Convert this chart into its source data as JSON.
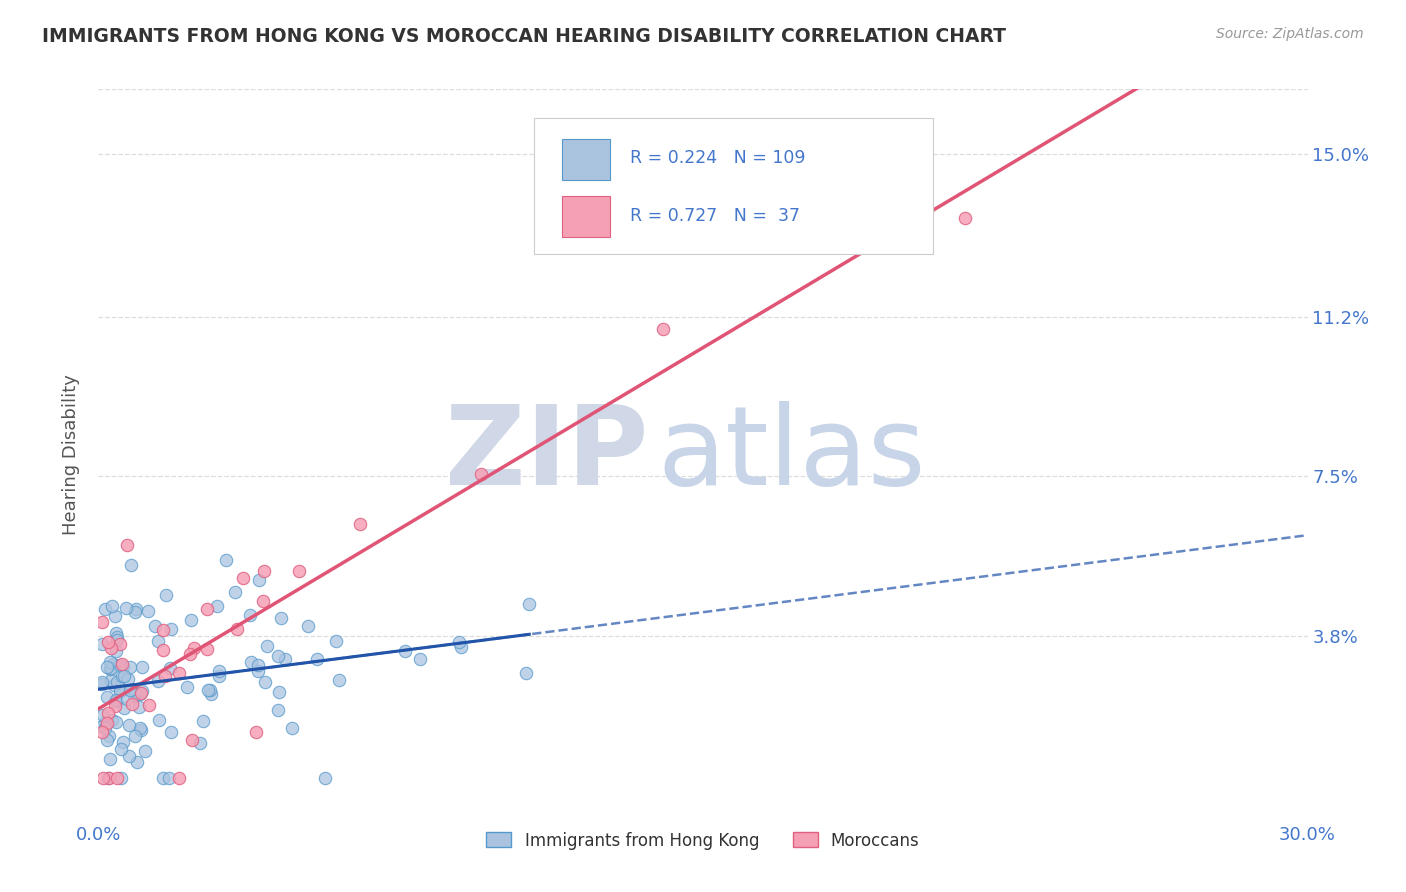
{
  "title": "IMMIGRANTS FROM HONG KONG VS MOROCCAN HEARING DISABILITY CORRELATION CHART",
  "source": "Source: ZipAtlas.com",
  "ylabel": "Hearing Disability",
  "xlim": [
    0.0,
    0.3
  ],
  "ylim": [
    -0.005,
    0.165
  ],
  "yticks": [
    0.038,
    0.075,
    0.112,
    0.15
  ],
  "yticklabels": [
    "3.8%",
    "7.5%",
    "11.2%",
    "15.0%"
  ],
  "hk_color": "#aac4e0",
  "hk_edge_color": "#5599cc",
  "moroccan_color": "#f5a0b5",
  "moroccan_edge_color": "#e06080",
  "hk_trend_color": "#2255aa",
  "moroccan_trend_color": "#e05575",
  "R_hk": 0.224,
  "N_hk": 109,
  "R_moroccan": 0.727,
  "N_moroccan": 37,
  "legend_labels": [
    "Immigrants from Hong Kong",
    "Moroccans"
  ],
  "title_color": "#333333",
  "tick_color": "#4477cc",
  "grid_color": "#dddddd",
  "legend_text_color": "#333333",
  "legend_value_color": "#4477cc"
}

**Brief**: Quote the records above in full, dropping each picture.

**Exercise response**:
Convert this chart into its source data as JSON.
{
  "title": "IMMIGRANTS FROM HONG KONG VS MOROCCAN HEARING DISABILITY CORRELATION CHART",
  "source": "Source: ZipAtlas.com",
  "ylabel": "Hearing Disability",
  "xlim": [
    0.0,
    0.3
  ],
  "ylim": [
    -0.005,
    0.165
  ],
  "yticks": [
    0.038,
    0.075,
    0.112,
    0.15
  ],
  "yticklabels": [
    "3.8%",
    "7.5%",
    "11.2%",
    "15.0%"
  ],
  "hk_color": "#aac4e0",
  "hk_edge_color": "#5599cc",
  "moroccan_color": "#f5a0b5",
  "moroccan_edge_color": "#e06080",
  "hk_trend_color": "#2255aa",
  "moroccan_trend_color": "#e05575",
  "R_hk": 0.224,
  "N_hk": 109,
  "R_moroccan": 0.727,
  "N_moroccan": 37,
  "legend_labels": [
    "Immigrants from Hong Kong",
    "Moroccans"
  ],
  "title_color": "#333333",
  "tick_color": "#4477cc",
  "grid_color": "#dddddd",
  "legend_text_color": "#333333",
  "legend_value_color": "#4477cc"
}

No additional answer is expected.